▸ WHAT YOU WILL DO
Each line of the listing that contains the word "白岩松的人生哲学" is to be copied.

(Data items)
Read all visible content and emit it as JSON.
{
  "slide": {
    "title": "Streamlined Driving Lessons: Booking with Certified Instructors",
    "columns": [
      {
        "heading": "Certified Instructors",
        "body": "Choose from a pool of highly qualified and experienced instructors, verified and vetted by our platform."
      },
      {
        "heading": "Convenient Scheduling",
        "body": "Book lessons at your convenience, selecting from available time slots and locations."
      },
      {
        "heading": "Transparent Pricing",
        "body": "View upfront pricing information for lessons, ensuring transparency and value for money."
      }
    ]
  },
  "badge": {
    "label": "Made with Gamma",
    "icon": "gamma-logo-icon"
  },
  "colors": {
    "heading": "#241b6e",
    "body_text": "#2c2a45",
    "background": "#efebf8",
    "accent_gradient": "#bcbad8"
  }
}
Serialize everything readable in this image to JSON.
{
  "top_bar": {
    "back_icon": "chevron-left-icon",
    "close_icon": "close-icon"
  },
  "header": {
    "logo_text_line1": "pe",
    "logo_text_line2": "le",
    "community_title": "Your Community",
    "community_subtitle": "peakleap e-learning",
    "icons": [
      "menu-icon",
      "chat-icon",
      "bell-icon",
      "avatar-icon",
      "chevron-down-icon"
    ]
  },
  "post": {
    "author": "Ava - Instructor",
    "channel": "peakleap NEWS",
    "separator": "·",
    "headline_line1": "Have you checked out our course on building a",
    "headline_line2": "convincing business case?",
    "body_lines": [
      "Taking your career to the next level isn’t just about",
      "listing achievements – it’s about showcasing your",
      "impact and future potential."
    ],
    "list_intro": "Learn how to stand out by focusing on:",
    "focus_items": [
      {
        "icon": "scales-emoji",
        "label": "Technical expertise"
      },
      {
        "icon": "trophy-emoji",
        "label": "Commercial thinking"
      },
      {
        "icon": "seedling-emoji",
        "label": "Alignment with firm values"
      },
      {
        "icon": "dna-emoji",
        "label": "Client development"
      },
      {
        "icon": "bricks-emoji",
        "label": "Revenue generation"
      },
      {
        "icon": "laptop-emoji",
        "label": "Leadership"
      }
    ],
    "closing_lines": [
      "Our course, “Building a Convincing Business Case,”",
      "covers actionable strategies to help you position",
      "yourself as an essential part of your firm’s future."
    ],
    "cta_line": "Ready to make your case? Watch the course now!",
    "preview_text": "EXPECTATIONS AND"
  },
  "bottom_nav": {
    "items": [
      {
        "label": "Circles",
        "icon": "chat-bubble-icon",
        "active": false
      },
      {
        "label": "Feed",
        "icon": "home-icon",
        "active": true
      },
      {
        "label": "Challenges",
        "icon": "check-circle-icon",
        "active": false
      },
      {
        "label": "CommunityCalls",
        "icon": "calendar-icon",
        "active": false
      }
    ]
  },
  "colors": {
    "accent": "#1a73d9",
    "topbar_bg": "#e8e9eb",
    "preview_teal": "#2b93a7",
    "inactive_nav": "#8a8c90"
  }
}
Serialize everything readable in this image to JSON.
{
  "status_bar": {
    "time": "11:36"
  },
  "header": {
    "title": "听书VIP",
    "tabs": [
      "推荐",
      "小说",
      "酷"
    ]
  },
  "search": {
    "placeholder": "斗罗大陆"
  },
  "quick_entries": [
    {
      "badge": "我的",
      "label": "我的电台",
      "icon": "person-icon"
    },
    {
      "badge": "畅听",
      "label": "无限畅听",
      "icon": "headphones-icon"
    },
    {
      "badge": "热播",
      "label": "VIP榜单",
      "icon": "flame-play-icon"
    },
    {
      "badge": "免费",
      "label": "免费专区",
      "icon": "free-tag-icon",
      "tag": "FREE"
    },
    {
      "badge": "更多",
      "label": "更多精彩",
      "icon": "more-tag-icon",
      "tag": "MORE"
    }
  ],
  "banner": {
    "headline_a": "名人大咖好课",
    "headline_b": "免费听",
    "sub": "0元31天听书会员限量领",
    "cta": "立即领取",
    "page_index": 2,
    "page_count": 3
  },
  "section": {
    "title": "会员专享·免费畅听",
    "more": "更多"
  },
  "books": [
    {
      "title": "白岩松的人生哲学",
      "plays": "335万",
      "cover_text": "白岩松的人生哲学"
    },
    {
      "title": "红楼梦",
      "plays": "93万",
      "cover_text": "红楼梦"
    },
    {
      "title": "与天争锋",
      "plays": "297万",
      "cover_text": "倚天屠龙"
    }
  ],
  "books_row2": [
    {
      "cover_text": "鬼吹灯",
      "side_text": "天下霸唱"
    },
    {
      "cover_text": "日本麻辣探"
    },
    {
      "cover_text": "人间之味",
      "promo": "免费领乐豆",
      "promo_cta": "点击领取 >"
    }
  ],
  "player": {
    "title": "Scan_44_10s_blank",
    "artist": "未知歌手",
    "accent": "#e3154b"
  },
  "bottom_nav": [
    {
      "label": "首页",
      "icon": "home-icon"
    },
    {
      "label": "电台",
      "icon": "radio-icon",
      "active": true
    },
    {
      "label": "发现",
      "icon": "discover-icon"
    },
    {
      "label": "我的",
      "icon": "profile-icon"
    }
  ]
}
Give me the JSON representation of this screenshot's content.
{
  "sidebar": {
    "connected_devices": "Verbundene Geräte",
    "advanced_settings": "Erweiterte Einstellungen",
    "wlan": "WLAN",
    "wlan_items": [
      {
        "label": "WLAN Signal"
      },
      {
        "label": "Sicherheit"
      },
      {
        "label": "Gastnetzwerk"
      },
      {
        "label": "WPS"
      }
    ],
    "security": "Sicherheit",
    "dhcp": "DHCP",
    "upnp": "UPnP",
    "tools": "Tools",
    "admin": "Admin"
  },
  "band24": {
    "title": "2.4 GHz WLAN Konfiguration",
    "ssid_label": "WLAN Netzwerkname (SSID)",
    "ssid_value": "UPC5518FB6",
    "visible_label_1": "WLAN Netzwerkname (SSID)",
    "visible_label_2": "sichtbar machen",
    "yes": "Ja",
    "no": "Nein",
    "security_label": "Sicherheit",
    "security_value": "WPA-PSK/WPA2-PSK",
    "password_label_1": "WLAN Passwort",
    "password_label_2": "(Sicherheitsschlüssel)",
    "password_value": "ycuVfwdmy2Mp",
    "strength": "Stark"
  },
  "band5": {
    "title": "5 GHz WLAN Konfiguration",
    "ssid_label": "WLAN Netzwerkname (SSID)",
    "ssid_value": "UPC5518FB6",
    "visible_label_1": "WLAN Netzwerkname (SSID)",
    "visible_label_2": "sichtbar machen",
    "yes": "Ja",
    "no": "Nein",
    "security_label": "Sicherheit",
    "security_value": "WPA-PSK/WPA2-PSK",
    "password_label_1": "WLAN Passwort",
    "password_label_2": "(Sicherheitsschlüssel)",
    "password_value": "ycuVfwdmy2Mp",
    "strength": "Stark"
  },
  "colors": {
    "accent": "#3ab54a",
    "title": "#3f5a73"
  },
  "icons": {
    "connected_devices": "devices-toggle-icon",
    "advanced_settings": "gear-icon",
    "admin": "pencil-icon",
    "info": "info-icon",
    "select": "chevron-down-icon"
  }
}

▸ SOLVED EXERCISE
      "title": "白岩松的人生哲学",
      "cover_text": "白岩松的人生哲学"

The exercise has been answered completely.